BEGIN Material provided

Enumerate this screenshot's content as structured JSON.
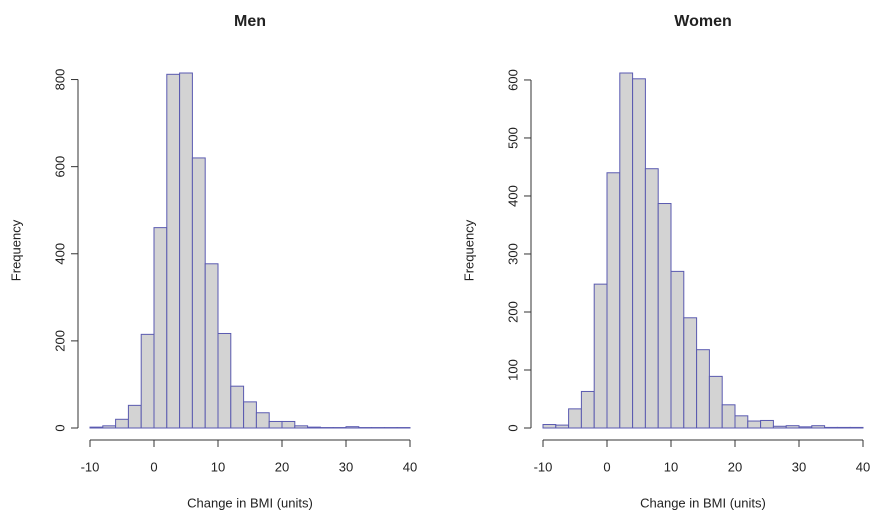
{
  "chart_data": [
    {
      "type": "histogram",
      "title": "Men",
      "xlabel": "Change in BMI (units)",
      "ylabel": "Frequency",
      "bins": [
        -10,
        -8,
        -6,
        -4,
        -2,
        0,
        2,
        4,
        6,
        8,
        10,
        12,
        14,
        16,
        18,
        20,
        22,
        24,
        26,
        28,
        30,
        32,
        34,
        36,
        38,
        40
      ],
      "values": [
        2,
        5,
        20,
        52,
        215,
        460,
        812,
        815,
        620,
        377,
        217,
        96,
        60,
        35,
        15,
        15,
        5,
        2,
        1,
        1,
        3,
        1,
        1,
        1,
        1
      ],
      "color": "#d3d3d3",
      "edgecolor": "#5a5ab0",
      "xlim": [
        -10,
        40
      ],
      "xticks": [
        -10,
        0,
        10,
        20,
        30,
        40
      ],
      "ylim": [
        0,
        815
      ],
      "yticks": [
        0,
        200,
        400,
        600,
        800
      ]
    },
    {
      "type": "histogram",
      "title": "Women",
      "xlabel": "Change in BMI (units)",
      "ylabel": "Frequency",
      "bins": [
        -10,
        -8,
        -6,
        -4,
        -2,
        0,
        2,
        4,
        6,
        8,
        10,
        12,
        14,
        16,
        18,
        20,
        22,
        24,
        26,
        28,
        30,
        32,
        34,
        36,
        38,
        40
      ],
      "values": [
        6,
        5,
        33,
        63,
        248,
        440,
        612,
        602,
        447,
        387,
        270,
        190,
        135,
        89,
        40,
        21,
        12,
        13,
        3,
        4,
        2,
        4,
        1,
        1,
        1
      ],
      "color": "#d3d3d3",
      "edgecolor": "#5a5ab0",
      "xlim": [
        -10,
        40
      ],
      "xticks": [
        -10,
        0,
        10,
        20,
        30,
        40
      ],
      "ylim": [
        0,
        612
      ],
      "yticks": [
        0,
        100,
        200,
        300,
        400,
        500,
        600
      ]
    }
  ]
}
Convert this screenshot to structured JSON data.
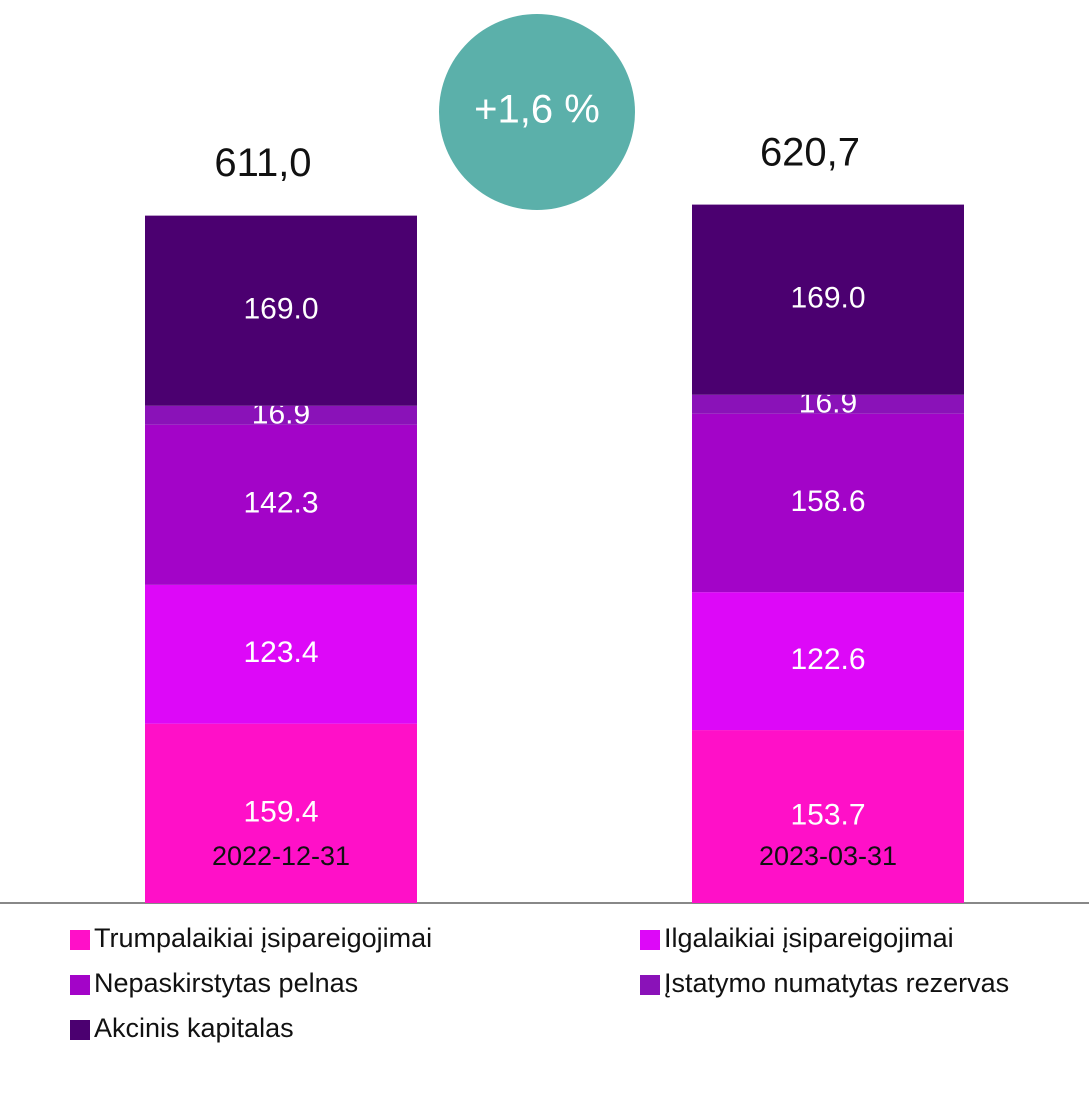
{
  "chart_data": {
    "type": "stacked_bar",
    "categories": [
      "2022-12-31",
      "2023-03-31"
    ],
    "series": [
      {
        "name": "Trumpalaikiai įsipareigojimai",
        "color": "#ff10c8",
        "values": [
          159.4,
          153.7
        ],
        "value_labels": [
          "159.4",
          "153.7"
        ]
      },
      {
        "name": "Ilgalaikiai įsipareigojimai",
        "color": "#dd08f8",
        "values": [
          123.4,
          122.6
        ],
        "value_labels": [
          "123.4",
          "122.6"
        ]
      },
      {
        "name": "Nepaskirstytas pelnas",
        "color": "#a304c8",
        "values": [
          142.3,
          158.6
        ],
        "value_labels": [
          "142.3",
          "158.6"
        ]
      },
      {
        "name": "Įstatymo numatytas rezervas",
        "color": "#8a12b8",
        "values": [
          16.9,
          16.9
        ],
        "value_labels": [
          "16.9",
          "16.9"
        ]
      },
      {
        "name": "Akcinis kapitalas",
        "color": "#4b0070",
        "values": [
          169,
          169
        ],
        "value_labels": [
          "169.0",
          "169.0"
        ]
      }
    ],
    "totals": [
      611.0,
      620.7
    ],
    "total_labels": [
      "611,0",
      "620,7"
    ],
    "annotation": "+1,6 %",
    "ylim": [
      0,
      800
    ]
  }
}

END Material provided
BEGIN Material provided

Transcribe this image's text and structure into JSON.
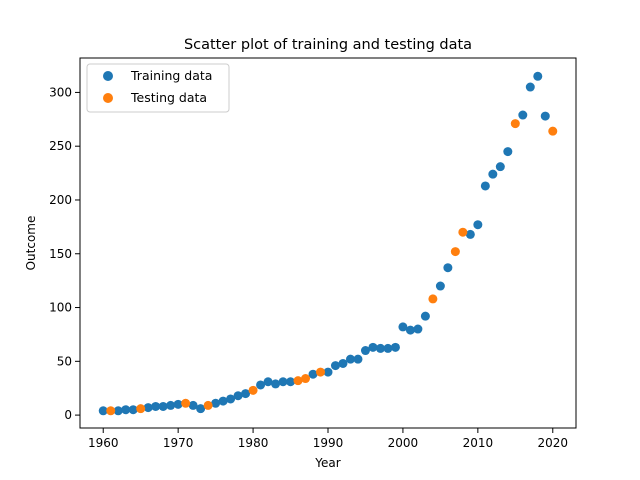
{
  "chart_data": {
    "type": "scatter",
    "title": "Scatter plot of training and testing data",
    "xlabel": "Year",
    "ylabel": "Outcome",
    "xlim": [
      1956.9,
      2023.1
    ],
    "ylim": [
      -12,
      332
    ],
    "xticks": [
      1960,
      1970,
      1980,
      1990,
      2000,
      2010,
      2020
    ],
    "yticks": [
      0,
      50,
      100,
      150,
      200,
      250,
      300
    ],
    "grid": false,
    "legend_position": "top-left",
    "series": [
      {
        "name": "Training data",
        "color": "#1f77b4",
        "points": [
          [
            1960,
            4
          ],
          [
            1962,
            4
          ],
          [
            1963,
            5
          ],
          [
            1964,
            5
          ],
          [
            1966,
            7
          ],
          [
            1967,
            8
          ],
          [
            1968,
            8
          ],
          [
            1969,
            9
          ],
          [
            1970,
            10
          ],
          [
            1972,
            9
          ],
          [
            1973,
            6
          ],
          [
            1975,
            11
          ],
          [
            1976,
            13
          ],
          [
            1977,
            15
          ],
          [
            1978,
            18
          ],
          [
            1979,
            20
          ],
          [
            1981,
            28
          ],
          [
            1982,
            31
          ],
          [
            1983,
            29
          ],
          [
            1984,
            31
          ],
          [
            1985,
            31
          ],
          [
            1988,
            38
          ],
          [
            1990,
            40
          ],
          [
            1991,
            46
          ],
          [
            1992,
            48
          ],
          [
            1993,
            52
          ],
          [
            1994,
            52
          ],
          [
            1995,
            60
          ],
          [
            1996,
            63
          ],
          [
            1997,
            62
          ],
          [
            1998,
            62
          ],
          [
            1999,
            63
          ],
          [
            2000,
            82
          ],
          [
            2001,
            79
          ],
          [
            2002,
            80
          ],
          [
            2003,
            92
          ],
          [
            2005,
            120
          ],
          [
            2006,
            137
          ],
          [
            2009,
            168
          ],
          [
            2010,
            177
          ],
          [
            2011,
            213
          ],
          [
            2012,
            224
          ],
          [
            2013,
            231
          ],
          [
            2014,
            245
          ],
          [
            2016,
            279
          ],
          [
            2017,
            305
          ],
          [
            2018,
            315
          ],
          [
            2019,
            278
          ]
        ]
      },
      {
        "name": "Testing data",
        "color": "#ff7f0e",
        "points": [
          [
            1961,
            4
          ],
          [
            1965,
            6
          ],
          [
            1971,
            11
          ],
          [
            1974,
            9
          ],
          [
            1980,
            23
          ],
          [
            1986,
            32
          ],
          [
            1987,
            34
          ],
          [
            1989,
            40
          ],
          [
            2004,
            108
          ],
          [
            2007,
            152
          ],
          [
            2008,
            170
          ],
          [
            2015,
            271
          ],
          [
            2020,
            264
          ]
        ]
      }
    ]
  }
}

END Material provided
BEGIN Material provided

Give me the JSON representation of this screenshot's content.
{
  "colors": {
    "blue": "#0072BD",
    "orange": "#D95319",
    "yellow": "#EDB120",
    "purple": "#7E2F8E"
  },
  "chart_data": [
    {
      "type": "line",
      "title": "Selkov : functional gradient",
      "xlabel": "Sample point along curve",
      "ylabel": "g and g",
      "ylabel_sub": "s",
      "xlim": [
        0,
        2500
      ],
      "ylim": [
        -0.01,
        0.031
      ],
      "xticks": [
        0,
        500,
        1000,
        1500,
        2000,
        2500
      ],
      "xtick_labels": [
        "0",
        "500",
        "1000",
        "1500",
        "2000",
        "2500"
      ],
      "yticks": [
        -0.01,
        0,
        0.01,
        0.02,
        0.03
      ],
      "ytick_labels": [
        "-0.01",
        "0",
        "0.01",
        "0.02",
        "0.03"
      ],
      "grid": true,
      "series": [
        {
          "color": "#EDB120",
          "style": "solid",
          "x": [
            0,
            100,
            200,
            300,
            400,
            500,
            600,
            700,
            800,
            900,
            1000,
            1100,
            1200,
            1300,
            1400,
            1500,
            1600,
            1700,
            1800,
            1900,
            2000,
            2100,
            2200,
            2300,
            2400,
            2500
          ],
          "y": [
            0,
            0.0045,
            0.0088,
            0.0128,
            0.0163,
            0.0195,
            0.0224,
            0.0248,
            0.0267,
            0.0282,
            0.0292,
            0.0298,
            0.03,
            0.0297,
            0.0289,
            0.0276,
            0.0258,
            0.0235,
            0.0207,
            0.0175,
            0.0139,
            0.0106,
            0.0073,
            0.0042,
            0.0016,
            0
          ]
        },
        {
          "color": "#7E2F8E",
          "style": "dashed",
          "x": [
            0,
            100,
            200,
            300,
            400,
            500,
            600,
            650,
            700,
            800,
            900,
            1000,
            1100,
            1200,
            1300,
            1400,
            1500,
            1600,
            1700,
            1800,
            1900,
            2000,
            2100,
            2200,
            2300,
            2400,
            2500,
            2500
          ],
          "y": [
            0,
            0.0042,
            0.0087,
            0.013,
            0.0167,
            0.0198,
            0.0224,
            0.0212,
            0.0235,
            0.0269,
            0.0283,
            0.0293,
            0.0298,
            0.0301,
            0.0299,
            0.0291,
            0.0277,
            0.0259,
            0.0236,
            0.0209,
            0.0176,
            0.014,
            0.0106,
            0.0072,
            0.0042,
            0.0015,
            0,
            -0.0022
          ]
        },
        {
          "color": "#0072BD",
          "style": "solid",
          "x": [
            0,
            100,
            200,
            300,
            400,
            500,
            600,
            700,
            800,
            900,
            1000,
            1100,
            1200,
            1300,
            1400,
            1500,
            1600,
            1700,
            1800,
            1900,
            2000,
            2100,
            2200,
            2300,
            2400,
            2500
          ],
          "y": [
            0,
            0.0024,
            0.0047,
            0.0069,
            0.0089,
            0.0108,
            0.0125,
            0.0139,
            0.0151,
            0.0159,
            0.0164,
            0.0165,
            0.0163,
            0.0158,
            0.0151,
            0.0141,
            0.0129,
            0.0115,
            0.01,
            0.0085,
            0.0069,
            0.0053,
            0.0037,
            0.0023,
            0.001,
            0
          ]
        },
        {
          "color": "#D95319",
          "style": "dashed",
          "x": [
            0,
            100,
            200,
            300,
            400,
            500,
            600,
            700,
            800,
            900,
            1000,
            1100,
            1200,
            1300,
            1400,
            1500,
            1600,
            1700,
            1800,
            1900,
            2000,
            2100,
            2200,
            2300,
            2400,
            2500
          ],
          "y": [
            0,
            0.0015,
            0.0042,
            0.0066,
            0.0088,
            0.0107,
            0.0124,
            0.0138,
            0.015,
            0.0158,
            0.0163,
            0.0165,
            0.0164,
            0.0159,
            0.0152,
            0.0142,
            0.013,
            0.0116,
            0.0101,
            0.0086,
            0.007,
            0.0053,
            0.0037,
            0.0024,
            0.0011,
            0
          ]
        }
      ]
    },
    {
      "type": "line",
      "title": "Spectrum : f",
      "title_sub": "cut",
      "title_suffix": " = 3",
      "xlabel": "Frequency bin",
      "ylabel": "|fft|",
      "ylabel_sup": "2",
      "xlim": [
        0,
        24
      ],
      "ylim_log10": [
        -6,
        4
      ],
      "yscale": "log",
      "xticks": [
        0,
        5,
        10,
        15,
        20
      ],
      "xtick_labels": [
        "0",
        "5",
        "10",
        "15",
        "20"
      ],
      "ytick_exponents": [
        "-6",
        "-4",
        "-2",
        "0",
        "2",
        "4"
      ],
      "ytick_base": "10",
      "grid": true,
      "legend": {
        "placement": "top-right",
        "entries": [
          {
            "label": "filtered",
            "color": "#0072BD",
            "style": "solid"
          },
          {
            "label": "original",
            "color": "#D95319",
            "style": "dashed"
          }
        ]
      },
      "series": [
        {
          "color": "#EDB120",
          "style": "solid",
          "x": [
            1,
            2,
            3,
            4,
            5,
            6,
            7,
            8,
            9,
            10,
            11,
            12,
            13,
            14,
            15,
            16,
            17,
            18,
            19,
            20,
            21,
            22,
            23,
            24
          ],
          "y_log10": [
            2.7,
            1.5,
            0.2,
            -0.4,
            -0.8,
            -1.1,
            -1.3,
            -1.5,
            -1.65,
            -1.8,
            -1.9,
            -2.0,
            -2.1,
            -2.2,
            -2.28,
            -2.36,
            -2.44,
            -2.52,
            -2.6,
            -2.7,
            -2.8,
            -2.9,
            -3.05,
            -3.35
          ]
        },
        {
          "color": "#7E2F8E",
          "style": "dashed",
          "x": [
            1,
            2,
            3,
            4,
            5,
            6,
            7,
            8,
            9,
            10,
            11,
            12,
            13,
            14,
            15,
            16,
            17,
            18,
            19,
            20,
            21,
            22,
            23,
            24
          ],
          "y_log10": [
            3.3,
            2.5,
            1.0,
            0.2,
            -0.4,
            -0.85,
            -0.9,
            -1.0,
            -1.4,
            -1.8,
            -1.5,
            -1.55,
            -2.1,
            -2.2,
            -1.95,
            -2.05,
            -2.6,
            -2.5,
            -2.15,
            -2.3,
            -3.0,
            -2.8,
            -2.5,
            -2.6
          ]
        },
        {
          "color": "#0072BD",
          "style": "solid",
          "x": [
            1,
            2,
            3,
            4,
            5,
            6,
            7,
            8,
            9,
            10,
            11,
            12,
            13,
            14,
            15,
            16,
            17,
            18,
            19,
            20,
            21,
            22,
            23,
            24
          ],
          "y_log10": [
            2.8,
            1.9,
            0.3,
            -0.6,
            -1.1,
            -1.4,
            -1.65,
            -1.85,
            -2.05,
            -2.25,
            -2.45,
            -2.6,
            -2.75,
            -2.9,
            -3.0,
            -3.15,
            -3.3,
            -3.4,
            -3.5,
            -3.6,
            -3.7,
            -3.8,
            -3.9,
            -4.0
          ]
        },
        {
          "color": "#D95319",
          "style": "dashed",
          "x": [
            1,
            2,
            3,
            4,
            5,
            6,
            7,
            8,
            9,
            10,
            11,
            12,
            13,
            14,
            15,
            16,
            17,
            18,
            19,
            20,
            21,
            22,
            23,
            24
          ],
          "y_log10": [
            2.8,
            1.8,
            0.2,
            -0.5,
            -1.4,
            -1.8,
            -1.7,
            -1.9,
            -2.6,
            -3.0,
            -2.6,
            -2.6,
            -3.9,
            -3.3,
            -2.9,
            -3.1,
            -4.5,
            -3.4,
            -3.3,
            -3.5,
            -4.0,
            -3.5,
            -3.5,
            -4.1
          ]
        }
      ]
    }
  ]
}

END Material provided

*Work instructions*: Pull out every line of the records above that contains the word "screenshot".

*Output for this exercise*:
Enumerate this screenshot's content as structured JSON.
Convert this screenshot to structured JSON data.
Give me the JSON representation of this screenshot's content.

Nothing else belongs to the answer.